Take the items from the start up to and including the line with "scan-edge-arc — [936, 0, 1074, 20]". Write those lines out again, switching "paper-speck" to "paper-dot" and leaving everything else the same.
— begin DATA —
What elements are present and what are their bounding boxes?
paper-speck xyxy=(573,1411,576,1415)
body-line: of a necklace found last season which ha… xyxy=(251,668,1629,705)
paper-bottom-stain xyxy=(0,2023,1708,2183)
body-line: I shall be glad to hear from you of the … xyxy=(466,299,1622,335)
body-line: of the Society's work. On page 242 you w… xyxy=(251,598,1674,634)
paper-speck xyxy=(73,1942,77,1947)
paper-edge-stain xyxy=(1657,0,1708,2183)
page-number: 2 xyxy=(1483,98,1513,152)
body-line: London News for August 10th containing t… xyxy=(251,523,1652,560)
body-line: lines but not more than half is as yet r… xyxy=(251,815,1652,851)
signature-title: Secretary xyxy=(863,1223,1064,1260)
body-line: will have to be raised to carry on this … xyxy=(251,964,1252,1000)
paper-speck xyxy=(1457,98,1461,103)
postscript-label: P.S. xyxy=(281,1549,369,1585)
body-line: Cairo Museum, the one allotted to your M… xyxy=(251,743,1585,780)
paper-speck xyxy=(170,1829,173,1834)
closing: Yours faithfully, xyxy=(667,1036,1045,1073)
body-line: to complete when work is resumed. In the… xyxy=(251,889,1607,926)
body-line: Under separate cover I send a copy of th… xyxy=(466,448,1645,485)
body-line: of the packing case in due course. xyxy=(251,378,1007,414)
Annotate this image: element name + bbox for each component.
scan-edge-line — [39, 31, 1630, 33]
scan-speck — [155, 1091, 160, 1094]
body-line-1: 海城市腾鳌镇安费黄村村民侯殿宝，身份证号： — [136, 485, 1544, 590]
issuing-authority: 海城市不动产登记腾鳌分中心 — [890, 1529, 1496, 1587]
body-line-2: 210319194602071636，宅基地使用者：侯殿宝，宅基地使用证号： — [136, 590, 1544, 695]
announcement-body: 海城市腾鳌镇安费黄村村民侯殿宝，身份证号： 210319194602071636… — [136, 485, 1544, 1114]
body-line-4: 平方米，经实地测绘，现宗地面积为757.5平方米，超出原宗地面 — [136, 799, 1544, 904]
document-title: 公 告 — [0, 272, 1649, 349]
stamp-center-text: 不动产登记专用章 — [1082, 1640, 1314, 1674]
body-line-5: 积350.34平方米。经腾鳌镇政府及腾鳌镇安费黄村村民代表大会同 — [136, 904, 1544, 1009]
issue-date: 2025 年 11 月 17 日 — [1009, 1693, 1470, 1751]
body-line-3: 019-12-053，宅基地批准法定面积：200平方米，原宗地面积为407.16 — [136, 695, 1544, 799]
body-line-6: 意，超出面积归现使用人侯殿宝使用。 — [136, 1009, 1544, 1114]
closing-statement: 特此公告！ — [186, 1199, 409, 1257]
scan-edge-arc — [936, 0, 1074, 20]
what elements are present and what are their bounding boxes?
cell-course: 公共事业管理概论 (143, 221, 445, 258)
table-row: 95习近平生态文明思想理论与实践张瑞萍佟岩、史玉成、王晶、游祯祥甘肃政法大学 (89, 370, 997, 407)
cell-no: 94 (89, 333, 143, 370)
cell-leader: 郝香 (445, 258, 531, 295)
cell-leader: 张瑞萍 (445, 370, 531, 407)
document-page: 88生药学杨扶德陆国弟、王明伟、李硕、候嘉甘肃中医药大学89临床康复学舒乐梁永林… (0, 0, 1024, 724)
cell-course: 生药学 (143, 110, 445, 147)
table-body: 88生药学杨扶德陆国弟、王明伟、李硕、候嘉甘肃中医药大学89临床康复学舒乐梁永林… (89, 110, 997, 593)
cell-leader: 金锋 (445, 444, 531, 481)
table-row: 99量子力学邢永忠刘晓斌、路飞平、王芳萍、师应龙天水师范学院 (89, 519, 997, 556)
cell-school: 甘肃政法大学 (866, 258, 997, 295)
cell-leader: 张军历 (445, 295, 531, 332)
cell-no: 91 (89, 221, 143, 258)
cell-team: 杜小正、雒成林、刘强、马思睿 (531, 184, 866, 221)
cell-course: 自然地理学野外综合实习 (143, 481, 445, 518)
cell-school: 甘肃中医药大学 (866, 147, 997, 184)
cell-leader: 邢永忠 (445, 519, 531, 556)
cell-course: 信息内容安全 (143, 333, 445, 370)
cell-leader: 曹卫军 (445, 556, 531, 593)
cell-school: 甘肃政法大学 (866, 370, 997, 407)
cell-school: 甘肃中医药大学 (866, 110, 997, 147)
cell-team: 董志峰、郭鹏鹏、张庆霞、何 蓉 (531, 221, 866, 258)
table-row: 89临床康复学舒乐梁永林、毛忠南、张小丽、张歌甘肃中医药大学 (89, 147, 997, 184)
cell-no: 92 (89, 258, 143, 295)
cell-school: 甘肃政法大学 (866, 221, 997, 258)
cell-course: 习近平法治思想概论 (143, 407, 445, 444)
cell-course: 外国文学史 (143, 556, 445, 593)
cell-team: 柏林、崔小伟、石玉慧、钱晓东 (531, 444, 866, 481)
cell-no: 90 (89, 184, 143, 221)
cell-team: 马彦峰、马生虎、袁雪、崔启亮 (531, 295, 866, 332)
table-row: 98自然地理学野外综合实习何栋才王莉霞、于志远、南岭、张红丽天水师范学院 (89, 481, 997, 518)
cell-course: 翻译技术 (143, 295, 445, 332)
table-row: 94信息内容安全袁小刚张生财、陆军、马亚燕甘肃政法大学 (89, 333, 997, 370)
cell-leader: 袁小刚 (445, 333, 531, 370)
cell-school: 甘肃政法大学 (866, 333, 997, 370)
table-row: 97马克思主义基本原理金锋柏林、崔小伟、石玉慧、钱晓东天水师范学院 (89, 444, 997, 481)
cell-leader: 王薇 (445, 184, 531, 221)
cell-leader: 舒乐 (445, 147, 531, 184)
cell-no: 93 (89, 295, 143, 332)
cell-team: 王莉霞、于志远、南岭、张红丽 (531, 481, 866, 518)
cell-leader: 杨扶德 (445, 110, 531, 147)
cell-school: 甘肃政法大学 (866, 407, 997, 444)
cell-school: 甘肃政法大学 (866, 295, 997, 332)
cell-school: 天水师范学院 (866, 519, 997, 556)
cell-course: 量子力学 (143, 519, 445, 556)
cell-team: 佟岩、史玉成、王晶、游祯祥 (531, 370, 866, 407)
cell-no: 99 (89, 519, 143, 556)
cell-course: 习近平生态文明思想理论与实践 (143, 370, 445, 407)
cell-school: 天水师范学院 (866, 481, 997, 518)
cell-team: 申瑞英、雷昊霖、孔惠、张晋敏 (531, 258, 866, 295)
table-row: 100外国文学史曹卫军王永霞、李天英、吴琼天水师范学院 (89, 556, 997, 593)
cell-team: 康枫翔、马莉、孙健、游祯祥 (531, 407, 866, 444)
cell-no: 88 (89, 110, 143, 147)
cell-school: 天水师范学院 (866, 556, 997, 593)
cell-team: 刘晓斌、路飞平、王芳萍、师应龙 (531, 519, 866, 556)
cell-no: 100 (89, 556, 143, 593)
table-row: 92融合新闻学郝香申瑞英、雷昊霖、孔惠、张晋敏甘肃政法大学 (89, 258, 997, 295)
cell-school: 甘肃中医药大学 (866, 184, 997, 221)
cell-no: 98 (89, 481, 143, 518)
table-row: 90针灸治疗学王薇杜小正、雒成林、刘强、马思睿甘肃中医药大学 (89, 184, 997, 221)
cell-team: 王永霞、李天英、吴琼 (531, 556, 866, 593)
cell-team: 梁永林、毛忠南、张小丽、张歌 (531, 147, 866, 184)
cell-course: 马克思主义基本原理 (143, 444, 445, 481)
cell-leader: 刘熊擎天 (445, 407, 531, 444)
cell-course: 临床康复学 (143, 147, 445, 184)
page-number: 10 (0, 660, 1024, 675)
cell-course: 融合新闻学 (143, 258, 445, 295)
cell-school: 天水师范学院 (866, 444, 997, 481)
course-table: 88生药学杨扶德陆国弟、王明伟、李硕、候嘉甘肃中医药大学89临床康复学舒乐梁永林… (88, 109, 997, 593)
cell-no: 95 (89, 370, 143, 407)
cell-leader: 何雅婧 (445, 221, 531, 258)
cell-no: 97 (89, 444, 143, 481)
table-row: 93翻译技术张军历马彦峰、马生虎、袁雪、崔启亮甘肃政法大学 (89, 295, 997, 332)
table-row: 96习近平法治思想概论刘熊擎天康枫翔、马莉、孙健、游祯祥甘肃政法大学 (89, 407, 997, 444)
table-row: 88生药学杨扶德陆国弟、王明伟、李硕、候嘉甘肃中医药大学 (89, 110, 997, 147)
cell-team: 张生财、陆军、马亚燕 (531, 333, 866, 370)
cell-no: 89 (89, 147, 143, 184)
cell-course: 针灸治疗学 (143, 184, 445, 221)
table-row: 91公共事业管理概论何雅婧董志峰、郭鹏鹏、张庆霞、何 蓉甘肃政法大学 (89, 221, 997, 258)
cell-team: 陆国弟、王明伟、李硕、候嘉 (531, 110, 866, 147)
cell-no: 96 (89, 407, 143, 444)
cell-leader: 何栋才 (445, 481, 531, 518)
— end DATA —
• [WORKED ANSWER]
What elements are present and what are their bounding boxes?
paper-dot xyxy=(573,1411,576,1415)
body-line: of a necklace found last season which ha… xyxy=(251,668,1629,705)
paper-bottom-stain xyxy=(0,2023,1708,2183)
body-line: I shall be glad to hear from you of the … xyxy=(466,299,1622,335)
body-line: of the Society's work. On page 242 you w… xyxy=(251,598,1674,634)
paper-dot xyxy=(73,1942,77,1947)
paper-edge-stain xyxy=(1657,0,1708,2183)
page-number: 2 xyxy=(1483,98,1513,152)
body-line: London News for August 10th containing t… xyxy=(251,523,1652,560)
body-line: lines but not more than half is as yet r… xyxy=(251,815,1652,851)
signature-title: Secretary xyxy=(863,1223,1064,1260)
body-line: will have to be raised to carry on this … xyxy=(251,964,1252,1000)
paper-dot xyxy=(1457,98,1461,103)
postscript-label: P.S. xyxy=(281,1549,369,1585)
body-line: Cairo Museum, the one allotted to your M… xyxy=(251,743,1585,780)
paper-dot xyxy=(170,1829,173,1834)
closing: Yours faithfully, xyxy=(667,1036,1045,1073)
body-line: to complete when work is resumed. In the… xyxy=(251,889,1607,926)
body-line: Under separate cover I send a copy of th… xyxy=(466,448,1645,485)
body-line: of the packing case in due course. xyxy=(251,378,1007,414)
Annotate this image: element name + bbox for each component.
scan-edge-line — [39, 31, 1630, 33]
scan-speck — [155, 1091, 160, 1094]
body-line-1: 海城市腾鳌镇安费黄村村民侯殿宝，身份证号： — [136, 485, 1544, 590]
issuing-authority: 海城市不动产登记腾鳌分中心 — [890, 1529, 1496, 1587]
body-line-2: 210319194602071636，宅基地使用者：侯殿宝，宅基地使用证号： — [136, 590, 1544, 695]
announcement-body: 海城市腾鳌镇安费黄村村民侯殿宝，身份证号： 210319194602071636… — [136, 485, 1544, 1114]
body-line-4: 平方米，经实地测绘，现宗地面积为757.5平方米，超出原宗地面 — [136, 799, 1544, 904]
document-title: 公 告 — [0, 272, 1649, 349]
stamp-center-text: 不动产登记专用章 — [1082, 1640, 1314, 1674]
body-line-5: 积350.34平方米。经腾鳌镇政府及腾鳌镇安费黄村村民代表大会同 — [136, 904, 1544, 1009]
issue-date: 2025 年 11 月 17 日 — [1009, 1693, 1470, 1751]
body-line-3: 019-12-053，宅基地批准法定面积：200平方米，原宗地面积为407.16 — [136, 695, 1544, 799]
body-line-6: 意，超出面积归现使用人侯殿宝使用。 — [136, 1009, 1544, 1114]
closing-statement: 特此公告！ — [186, 1199, 409, 1257]
scan-edge-arc — [936, 0, 1074, 20]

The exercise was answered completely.